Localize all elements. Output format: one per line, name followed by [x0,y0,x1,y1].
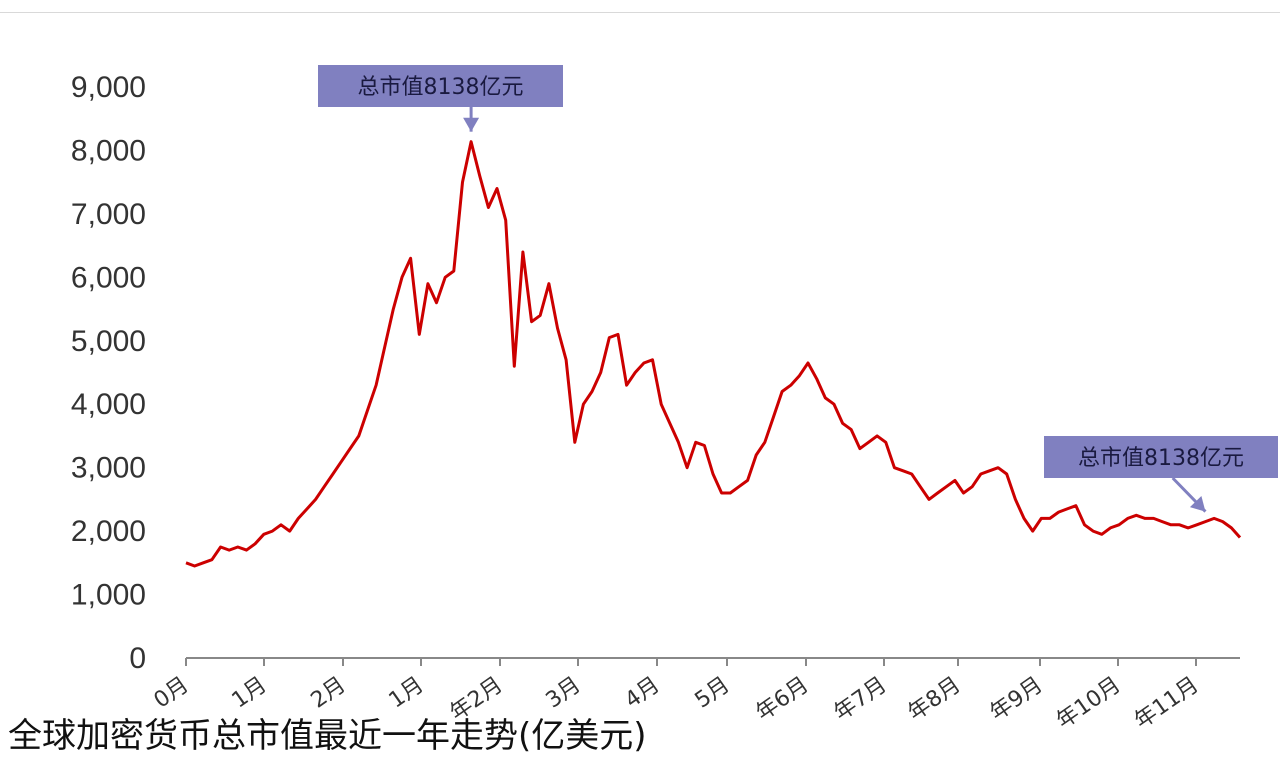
y-tick-label: 0 [129,642,146,675]
y-tick-label: 2,000 [71,515,146,548]
series-line [185,140,1242,568]
chart-caption: 全球加密货币总市值最近一年走势(亿美元) [8,716,647,756]
y-tick-label: 4,000 [71,388,146,421]
x-tick-label: 年10月 [1052,672,1125,734]
x-tick-label: 5月 [691,672,735,713]
annotation-box [1044,436,1278,478]
y-tick-label: 8,000 [71,134,146,167]
y-tick-label: 5,000 [71,325,146,358]
y-tick-label: 3,000 [71,452,146,485]
x-tick-label: 0月 [150,672,194,713]
x-tick-label: 1月 [228,672,272,713]
annotation-callout: 总市值8138亿元 [1044,436,1278,513]
x-tick-label: 年11月 [1130,672,1203,734]
annotation-callout: 总市值8138亿元 [318,65,563,132]
x-tick-label: 年6月 [752,672,814,726]
x-tick-label: 年9月 [986,672,1048,726]
y-tick-label: 9,000 [71,71,146,104]
top-divider [0,12,1280,13]
annotation-arrowhead [463,117,480,132]
x-tick-label: 2月 [307,672,351,713]
x-tick-label: 3月 [542,672,586,713]
y-axis-ticks: 0 1,000 2,000 3,000 4,000 5,000 6,000 7,000 8,00… [71,71,146,675]
x-tick-label: 4月 [621,672,665,713]
annotation-label: 总市值8138亿元 [1078,446,1244,471]
annotation-arrowhead [1189,495,1206,512]
y-tick-label: 7,000 [71,198,146,231]
y-tick-label: 6,000 [71,261,146,294]
y-tick-label: 1,000 [71,579,146,612]
annotation-box [318,65,563,107]
x-tick-label: 年8月 [904,672,966,726]
x-tick-label: 年7月 [830,672,892,726]
x-tick-label: 1月 [385,672,429,713]
annotation-label: 总市值8138亿元 [358,75,524,100]
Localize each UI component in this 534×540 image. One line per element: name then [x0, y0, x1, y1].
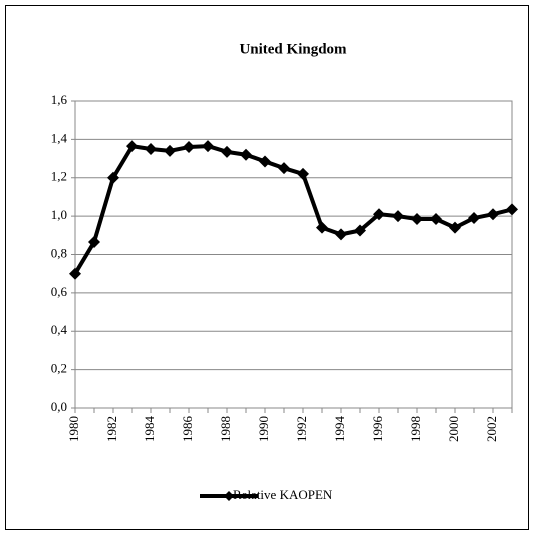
y-tick-label: 1,2: [51, 169, 67, 184]
x-tick-label: 2000: [446, 416, 461, 442]
y-tick-label: 1,0: [51, 207, 67, 222]
data-point: [392, 210, 404, 223]
legend-marker: [224, 491, 234, 501]
data-point: [373, 208, 385, 221]
chart-frame: [5, 5, 529, 530]
data-point: [69, 267, 81, 280]
x-tick-label: 1998: [408, 416, 423, 442]
chart-title: United Kingdom: [239, 41, 347, 57]
x-tick-label: 1980: [66, 416, 81, 442]
y-tick-label: 1,4: [51, 130, 68, 145]
data-point: [107, 171, 119, 184]
y-tick-label: 1,6: [51, 92, 68, 107]
x-tick-label: 1986: [180, 416, 195, 443]
y-tick-label: 0,0: [51, 399, 67, 414]
y-tick-label: 0,8: [51, 245, 67, 260]
data-point: [411, 213, 423, 226]
x-tick-label: 1984: [142, 416, 157, 443]
x-tick-label: 1994: [332, 416, 347, 443]
x-tick-label: 1992: [294, 416, 309, 442]
x-tick-label: 1982: [104, 416, 119, 442]
legend-label: Relative KAOPEN: [233, 487, 333, 502]
data-point: [297, 167, 309, 180]
y-tick-label: 0,4: [51, 322, 68, 337]
x-tick-label: 1988: [218, 416, 233, 442]
data-point: [88, 236, 100, 249]
data-point: [221, 145, 233, 158]
data-point: [259, 155, 271, 168]
data-point: [506, 203, 518, 216]
data-point: [335, 228, 347, 241]
x-tick-label: 2002: [484, 416, 499, 442]
y-tick-label: 0,2: [51, 361, 67, 376]
data-point: [354, 224, 366, 237]
data-point: [183, 141, 195, 154]
data-point: [240, 148, 252, 161]
data-point: [487, 208, 499, 221]
x-tick-label: 1996: [370, 416, 385, 443]
data-point: [449, 221, 461, 234]
data-point: [278, 162, 290, 175]
data-point: [468, 212, 480, 225]
data-point: [145, 142, 157, 155]
data-point: [164, 144, 176, 157]
data-point: [126, 140, 138, 153]
y-tick-label: 0,6: [51, 284, 68, 299]
data-point: [430, 213, 442, 226]
data-point: [202, 140, 214, 153]
x-tick-label: 1990: [256, 416, 271, 442]
data-point: [316, 221, 328, 234]
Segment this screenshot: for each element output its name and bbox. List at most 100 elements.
• • • • •
__PROBLEM STATEMENT__
Swap "data-point" for "scatter-point" everywhere it occurs in the data above and write the lines out again with nothing else changed. Leave the pictures out.

__EXERCISE OUTPUT__
Localize all elements. Output format: one per line, name followed by [x0,y0,x1,y1].
y-tick-label: 0 [129,642,146,675]
y-tick-label: 2,000 [71,515,146,548]
series-line [185,140,1242,568]
chart-caption: 全球加密货币总市值最近一年走势(亿美元) [8,716,647,756]
y-tick-label: 4,000 [71,388,146,421]
x-tick-label: 年10月 [1052,672,1125,734]
x-tick-label: 5月 [691,672,735,713]
annotation-box [1044,436,1278,478]
y-tick-label: 8,000 [71,134,146,167]
y-tick-label: 5,000 [71,325,146,358]
y-tick-label: 3,000 [71,452,146,485]
x-tick-label: 0月 [150,672,194,713]
x-tick-label: 1月 [228,672,272,713]
annotation-callout: 总市值8138亿元 [1044,436,1278,513]
x-tick-label: 年11月 [1130,672,1203,734]
annotation-callout: 总市值8138亿元 [318,65,563,132]
x-tick-label: 年6月 [752,672,814,726]
x-tick-label: 年9月 [986,672,1048,726]
y-tick-label: 9,000 [71,71,146,104]
top-divider [0,12,1280,13]
annotation-arrowhead [463,117,480,132]
x-tick-label: 2月 [307,672,351,713]
x-tick-label: 3月 [542,672,586,713]
y-axis-ticks: 0 1,000 2,000 3,000 4,000 5,000 6,000 7,000 8,00… [71,71,146,675]
x-tick-label: 4月 [621,672,665,713]
annotation-label: 总市值8138亿元 [1078,446,1244,471]
annotation-arrowhead [1189,495,1206,512]
y-tick-label: 7,000 [71,198,146,231]
y-tick-label: 6,000 [71,261,146,294]
y-tick-label: 1,000 [71,579,146,612]
annotation-box [318,65,563,107]
x-tick-label: 年8月 [904,672,966,726]
x-tick-label: 年7月 [830,672,892,726]
x-tick-label: 1月 [385,672,429,713]
annotation-label: 总市值8138亿元 [358,75,524,100]
Localize each UI component in this 534×540 image. One line per element: name then [x0, y0, x1, y1].
y-tick-label: 1,2: [51, 169, 67, 184]
x-tick-label: 2000: [446, 416, 461, 442]
y-tick-label: 1,0: [51, 207, 67, 222]
scatter-point: [392, 210, 404, 223]
legend-marker: [224, 491, 234, 501]
scatter-point: [373, 208, 385, 221]
chart-frame: [5, 5, 529, 530]
scatter-point: [69, 267, 81, 280]
x-tick-label: 1998: [408, 416, 423, 442]
chart-title: United Kingdom: [239, 41, 347, 57]
x-tick-label: 1980: [66, 416, 81, 442]
y-tick-label: 1,4: [51, 130, 68, 145]
scatter-point: [107, 171, 119, 184]
y-tick-label: 1,6: [51, 92, 68, 107]
x-tick-label: 1986: [180, 416, 195, 443]
y-tick-label: 0,0: [51, 399, 67, 414]
y-tick-label: 0,8: [51, 245, 67, 260]
scatter-point: [411, 213, 423, 226]
x-tick-label: 1984: [142, 416, 157, 443]
x-tick-label: 1994: [332, 416, 347, 443]
x-tick-label: 1992: [294, 416, 309, 442]
x-tick-label: 1982: [104, 416, 119, 442]
legend-label: Relative KAOPEN: [233, 487, 333, 502]
scatter-point: [297, 167, 309, 180]
y-tick-label: 0,4: [51, 322, 68, 337]
x-tick-label: 1988: [218, 416, 233, 442]
scatter-point: [88, 236, 100, 249]
scatter-point: [221, 145, 233, 158]
scatter-point: [259, 155, 271, 168]
scatter-point: [506, 203, 518, 216]
scatter-point: [335, 228, 347, 241]
x-tick-label: 2002: [484, 416, 499, 442]
y-tick-label: 0,2: [51, 361, 67, 376]
scatter-point: [354, 224, 366, 237]
scatter-point: [183, 141, 195, 154]
scatter-point: [240, 148, 252, 161]
scatter-point: [487, 208, 499, 221]
x-tick-label: 1996: [370, 416, 385, 443]
scatter-point: [449, 221, 461, 234]
scatter-point: [278, 162, 290, 175]
scatter-point: [468, 212, 480, 225]
scatter-point: [145, 142, 157, 155]
scatter-point: [164, 144, 176, 157]
scatter-point: [126, 140, 138, 153]
y-tick-label: 0,6: [51, 284, 68, 299]
scatter-point: [430, 213, 442, 226]
scatter-point: [202, 140, 214, 153]
x-tick-label: 1990: [256, 416, 271, 442]
scatter-point: [316, 221, 328, 234]
Segment this screenshot: for each element output its name and bbox. List at most 100 elements.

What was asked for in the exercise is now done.